Set task:
Using the data below, repeat all of it precisely.

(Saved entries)
- - -

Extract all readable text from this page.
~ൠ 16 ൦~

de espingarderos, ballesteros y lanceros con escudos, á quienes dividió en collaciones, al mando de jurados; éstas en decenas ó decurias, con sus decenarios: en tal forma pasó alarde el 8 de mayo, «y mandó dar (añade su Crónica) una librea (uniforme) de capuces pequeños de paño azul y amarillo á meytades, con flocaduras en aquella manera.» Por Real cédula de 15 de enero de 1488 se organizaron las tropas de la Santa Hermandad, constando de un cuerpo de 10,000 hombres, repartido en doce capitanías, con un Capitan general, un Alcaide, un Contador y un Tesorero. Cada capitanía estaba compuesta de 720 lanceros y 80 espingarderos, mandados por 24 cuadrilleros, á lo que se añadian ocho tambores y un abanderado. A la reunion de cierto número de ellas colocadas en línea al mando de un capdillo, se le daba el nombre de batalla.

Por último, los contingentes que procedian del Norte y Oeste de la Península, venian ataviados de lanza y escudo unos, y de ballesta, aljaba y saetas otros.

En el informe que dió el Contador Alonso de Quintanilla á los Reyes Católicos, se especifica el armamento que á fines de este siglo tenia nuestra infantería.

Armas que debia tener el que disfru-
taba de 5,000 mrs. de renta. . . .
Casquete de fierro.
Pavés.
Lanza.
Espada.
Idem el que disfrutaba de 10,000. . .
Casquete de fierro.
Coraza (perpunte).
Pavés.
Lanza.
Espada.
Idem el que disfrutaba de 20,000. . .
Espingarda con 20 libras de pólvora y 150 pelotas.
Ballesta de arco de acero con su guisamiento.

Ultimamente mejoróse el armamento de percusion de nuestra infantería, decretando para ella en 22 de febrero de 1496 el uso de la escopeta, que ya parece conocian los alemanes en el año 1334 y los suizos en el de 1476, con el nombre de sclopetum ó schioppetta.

- - -

Written solution:
Extract all readable text from this page.
~ൠ 16 ൦~

de espingarderos, ballesteros y lanceros con escudos, á quienes dividió en collaciones, al mando de jurados; éstas en decenas ó decurias, con sus decenarios: en tal forma pasó alarde el 8 de mayo, «y mandó dar (añade su Crónica) una librea (uniforme) de capuces pequeños de paño azul y amarillo á meytades, con flocaduras en aquella manera.» Por Real cédula de 15 de enero de 1488 se organizaron las tropas de la Santa Hermandad, constando de un cuerpo de 10,000 hombres, repartido en doce capitanías, con un Capitan general, un Alcaide, un Contador y un Tesorero. Cada capitanía estaba compuesta de 720 lanceros y 80 espingarderos, mandados por 24 cuadrilleros, á lo que se añadian ocho tambores y un abanderado. A la reunion de cierto número de ellas colocadas en línea al mando de un capdillo, se le daba el nombre de batalla.

Por último, los contingentes que procedian del Norte y Oeste de la Península, venian ataviados de lanza y escudo unos, y de ballesta, aljaba y saetas otros.

En el informe que dió el Contador Alonso de Quintanilla á los Reyes Católicos, se especifica el armamento que á fines de este siglo tenia nuestra infantería.

Armas que debia tener el que disfru-
taba de 5,000 mrs. de renta. . . .
Casquete de fierro.
Pavés.
Lanza.
Espada.
Idem el que disfrutaba de 10,000. . .
Casquete de fierro.
Coraza (perpunte).
Pavés.
Lanza.
Espada.
Idem el que disfrutaba de 20,000. . .
Espingarda con 20 libras de pólvora y 150 pelotas.
Ballesta de arco de acero con su guisamiento.

Ultimamente mejoróse el armamento de percusion de nuestra infantería, decretando para ella en 22 de febrero de 1496 el uso de la escopeta, que ya parece conocian los alemanes en el año 1334 y los suizos en el de 1476, con el nombre de sclopetum ó schioppetta.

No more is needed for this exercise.